▶ _PROBLEM DESCRIPTION_
Will you transcribe the entries that follow, exactly and in full?

▶ _DATA SUPPLIED_
'''

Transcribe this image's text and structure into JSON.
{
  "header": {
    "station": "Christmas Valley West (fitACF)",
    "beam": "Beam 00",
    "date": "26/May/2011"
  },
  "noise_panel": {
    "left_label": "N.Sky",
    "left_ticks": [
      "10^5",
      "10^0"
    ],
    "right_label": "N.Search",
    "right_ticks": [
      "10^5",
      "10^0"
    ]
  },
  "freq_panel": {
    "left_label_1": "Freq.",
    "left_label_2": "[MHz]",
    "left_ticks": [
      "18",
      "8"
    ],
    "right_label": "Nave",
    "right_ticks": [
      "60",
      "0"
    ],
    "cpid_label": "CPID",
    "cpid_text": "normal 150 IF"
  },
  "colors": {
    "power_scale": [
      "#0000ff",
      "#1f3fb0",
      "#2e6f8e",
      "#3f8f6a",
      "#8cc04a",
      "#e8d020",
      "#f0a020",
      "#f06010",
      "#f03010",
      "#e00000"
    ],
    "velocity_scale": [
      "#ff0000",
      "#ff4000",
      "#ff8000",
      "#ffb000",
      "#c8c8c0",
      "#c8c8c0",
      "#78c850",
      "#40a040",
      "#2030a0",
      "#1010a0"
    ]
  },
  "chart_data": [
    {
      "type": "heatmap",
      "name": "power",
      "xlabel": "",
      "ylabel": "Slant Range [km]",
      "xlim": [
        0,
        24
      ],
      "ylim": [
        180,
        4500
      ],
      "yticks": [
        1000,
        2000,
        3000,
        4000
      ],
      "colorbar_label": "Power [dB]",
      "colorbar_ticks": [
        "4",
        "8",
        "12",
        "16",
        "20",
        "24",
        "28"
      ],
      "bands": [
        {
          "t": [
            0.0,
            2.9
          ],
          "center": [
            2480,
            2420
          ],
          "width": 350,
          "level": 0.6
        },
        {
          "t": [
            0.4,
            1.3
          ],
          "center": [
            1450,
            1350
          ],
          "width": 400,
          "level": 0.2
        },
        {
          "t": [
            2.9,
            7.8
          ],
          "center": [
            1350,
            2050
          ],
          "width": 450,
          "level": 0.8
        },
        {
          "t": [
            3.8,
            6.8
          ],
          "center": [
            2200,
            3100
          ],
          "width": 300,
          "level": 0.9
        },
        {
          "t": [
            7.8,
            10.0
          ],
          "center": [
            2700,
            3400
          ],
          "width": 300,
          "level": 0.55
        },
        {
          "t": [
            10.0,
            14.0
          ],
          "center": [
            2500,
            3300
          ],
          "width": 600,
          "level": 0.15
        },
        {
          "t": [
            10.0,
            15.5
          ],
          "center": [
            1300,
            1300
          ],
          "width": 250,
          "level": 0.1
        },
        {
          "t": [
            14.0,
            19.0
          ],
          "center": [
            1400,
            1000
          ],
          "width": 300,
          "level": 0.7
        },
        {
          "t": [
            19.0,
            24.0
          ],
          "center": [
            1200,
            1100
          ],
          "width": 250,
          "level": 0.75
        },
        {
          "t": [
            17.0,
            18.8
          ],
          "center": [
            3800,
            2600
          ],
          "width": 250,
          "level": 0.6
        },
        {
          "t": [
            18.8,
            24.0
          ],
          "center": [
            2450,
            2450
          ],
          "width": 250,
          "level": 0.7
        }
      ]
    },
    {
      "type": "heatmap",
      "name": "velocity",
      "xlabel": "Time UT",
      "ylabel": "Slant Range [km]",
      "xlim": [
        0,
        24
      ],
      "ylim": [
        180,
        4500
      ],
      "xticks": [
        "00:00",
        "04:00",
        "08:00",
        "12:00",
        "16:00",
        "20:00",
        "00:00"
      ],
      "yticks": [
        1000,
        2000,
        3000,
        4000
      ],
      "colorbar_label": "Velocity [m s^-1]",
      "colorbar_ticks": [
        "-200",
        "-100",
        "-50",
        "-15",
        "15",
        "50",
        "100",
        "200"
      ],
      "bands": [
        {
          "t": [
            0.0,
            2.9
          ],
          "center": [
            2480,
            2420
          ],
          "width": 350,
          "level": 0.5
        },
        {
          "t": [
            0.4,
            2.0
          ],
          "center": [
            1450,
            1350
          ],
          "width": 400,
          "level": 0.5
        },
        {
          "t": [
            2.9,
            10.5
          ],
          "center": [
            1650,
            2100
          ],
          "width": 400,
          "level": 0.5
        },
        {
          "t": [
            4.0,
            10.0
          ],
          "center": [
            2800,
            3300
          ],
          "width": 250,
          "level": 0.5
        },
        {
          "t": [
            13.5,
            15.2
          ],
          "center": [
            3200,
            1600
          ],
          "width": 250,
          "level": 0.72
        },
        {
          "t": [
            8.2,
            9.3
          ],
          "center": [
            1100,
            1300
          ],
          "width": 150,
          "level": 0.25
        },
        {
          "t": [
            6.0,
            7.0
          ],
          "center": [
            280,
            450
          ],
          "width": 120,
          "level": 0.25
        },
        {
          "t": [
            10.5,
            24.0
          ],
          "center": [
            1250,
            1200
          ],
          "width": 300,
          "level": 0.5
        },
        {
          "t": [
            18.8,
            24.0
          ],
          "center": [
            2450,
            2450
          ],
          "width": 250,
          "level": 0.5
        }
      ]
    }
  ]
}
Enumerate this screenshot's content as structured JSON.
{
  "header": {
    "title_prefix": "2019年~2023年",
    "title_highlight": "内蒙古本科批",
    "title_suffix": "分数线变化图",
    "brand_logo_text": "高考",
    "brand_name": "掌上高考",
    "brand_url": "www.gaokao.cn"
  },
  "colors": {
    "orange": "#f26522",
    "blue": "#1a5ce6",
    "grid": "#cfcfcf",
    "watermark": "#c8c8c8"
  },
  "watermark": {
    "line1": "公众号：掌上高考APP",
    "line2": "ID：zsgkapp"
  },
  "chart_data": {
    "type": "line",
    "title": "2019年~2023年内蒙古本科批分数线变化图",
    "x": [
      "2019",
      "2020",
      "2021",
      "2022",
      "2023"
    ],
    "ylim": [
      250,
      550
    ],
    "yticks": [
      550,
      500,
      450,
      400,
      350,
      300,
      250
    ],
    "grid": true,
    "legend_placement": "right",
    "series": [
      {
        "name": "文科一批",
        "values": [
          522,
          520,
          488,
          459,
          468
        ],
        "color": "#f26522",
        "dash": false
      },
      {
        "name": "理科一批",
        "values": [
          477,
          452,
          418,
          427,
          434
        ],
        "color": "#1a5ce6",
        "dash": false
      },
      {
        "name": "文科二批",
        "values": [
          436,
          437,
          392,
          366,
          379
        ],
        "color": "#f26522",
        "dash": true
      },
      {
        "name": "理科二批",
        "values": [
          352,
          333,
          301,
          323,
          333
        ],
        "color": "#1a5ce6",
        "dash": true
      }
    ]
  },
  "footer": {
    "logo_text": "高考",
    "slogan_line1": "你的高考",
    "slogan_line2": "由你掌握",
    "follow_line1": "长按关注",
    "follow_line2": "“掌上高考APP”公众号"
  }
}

'''

▶ _WRITTEN RESPONSE_
Transcribe this image's text and structure into JSON.
{
  "header": {
    "station": "Christmas Valley West (fitACF)",
    "beam": "Beam 00",
    "date": "26/May/2011"
  },
  "noise_panel": {
    "left_label": "N.Sky",
    "left_ticks": [
      "10^5",
      "10^0"
    ],
    "right_label": "N.Search",
    "right_ticks": [
      "10^5",
      "10^0"
    ]
  },
  "freq_panel": {
    "left_label_1": "Freq.",
    "left_label_2": "[MHz]",
    "left_ticks": [
      "18",
      "8"
    ],
    "right_label": "Nave",
    "right_ticks": [
      "60",
      "0"
    ],
    "cpid_label": "CPID",
    "cpid_text": "normal 150 IF"
  },
  "colors": {
    "power_scale": [
      "#0000ff",
      "#1f3fb0",
      "#2e6f8e",
      "#3f8f6a",
      "#8cc04a",
      "#e8d020",
      "#f0a020",
      "#f06010",
      "#f03010",
      "#e00000"
    ],
    "velocity_scale": [
      "#ff0000",
      "#ff4000",
      "#ff8000",
      "#ffb000",
      "#c8c8c0",
      "#c8c8c0",
      "#78c850",
      "#40a040",
      "#2030a0",
      "#1010a0"
    ]
  },
  "chart_data": [
    {
      "type": "heatmap",
      "name": "power",
      "xlabel": "",
      "ylabel": "Slant Range [km]",
      "xlim": [
        0,
        24
      ],
      "ylim": [
        180,
        4500
      ],
      "yticks": [
        1000,
        2000,
        3000,
        4000
      ],
      "colorbar_label": "Power [dB]",
      "colorbar_ticks": [
        "4",
        "8",
        "12",
        "16",
        "20",
        "24",
        "28"
      ],
      "bands": [
        {
          "t": [
            0.0,
            2.9
          ],
          "center": [
            2480,
            2420
          ],
          "width": 350,
          "level": 0.6
        },
        {
          "t": [
            0.4,
            1.3
          ],
          "center": [
            1450,
            1350
          ],
          "width": 400,
          "level": 0.2
        },
        {
          "t": [
            2.9,
            7.8
          ],
          "center": [
            1350,
            2050
          ],
          "width": 450,
          "level": 0.8
        },
        {
          "t": [
            3.8,
            6.8
          ],
          "center": [
            2200,
            3100
          ],
          "width": 300,
          "level": 0.9
        },
        {
          "t": [
            7.8,
            10.0
          ],
          "center": [
            2700,
            3400
          ],
          "width": 300,
          "level": 0.55
        },
        {
          "t": [
            10.0,
            14.0
          ],
          "center": [
            2500,
            3300
          ],
          "width": 600,
          "level": 0.15
        },
        {
          "t": [
            10.0,
            15.5
          ],
          "center": [
            1300,
            1300
          ],
          "width": 250,
          "level": 0.1
        },
        {
          "t": [
            14.0,
            19.0
          ],
          "center": [
            1400,
            1000
          ],
          "width": 300,
          "level": 0.7
        },
        {
          "t": [
            19.0,
            24.0
          ],
          "center": [
            1200,
            1100
          ],
          "width": 250,
          "level": 0.75
        },
        {
          "t": [
            17.0,
            18.8
          ],
          "center": [
            3800,
            2600
          ],
          "width": 250,
          "level": 0.6
        },
        {
          "t": [
            18.8,
            24.0
          ],
          "center": [
            2450,
            2450
          ],
          "width": 250,
          "level": 0.7
        }
      ]
    },
    {
      "type": "heatmap",
      "name": "velocity",
      "xlabel": "Time UT",
      "ylabel": "Slant Range [km]",
      "xlim": [
        0,
        24
      ],
      "ylim": [
        180,
        4500
      ],
      "xticks": [
        "00:00",
        "04:00",
        "08:00",
        "12:00",
        "16:00",
        "20:00",
        "00:00"
      ],
      "yticks": [
        1000,
        2000,
        3000,
        4000
      ],
      "colorbar_label": "Velocity [m s^-1]",
      "colorbar_ticks": [
        "-200",
        "-100",
        "-50",
        "-15",
        "15",
        "50",
        "100",
        "200"
      ],
      "bands": [
        {
          "t": [
            0.0,
            2.9
          ],
          "center": [
            2480,
            2420
          ],
          "width": 350,
          "level": 0.5
        },
        {
          "t": [
            0.4,
            2.0
          ],
          "center": [
            1450,
            1350
          ],
          "width": 400,
          "level": 0.5
        },
        {
          "t": [
            2.9,
            10.5
          ],
          "center": [
            1650,
            2100
          ],
          "width": 400,
          "level": 0.5
        },
        {
          "t": [
            4.0,
            10.0
          ],
          "center": [
            2800,
            3300
          ],
          "width": 250,
          "level": 0.5
        },
        {
          "t": [
            13.5,
            15.2
          ],
          "center": [
            3200,
            1600
          ],
          "width": 250,
          "level": 0.72
        },
        {
          "t": [
            8.2,
            9.3
          ],
          "center": [
            1100,
            1300
          ],
          "width": 150,
          "level": 0.25
        },
        {
          "t": [
            6.0,
            7.0
          ],
          "center": [
            280,
            450
          ],
          "width": 120,
          "level": 0.25
        },
        {
          "t": [
            10.5,
            24.0
          ],
          "center": [
            1250,
            1200
          ],
          "width": 300,
          "level": 0.5
        },
        {
          "t": [
            18.8,
            24.0
          ],
          "center": [
            2450,
            2450
          ],
          "width": 250,
          "level": 0.5
        }
      ]
    }
  ]
}
Enumerate this screenshot's content as structured JSON.
{
  "header": {
    "title_prefix": "2019年~2023年",
    "title_highlight": "内蒙古本科批",
    "title_suffix": "分数线变化图",
    "brand_logo_text": "高考",
    "brand_name": "掌上高考",
    "brand_url": "www.gaokao.cn"
  },
  "colors": {
    "orange": "#f26522",
    "blue": "#1a5ce6",
    "grid": "#cfcfcf",
    "watermark": "#c8c8c8"
  },
  "watermark": {
    "line1": "公众号：掌上高考APP",
    "line2": "ID：zsgkapp"
  },
  "chart_data": {
    "type": "line",
    "title": "2019年~2023年内蒙古本科批分数线变化图",
    "x": [
      "2019",
      "2020",
      "2021",
      "2022",
      "2023"
    ],
    "ylim": [
      250,
      550
    ],
    "yticks": [
      550,
      500,
      450,
      400,
      350,
      300,
      250
    ],
    "grid": true,
    "legend_placement": "right",
    "series": [
      {
        "name": "文科一批",
        "values": [
          522,
          520,
          488,
          459,
          468
        ],
        "color": "#f26522",
        "dash": false
      },
      {
        "name": "理科一批",
        "values": [
          477,
          452,
          418,
          427,
          434
        ],
        "color": "#1a5ce6",
        "dash": false
      },
      {
        "name": "文科二批",
        "values": [
          436,
          437,
          392,
          366,
          379
        ],
        "color": "#f26522",
        "dash": true
      },
      {
        "name": "理科二批",
        "values": [
          352,
          333,
          301,
          323,
          333
        ],
        "color": "#1a5ce6",
        "dash": true
      }
    ]
  },
  "footer": {
    "logo_text": "高考",
    "slogan_line1": "你的高考",
    "slogan_line2": "由你掌握",
    "follow_line1": "长按关注",
    "follow_line2": "“掌上高考APP”公众号"
  }
}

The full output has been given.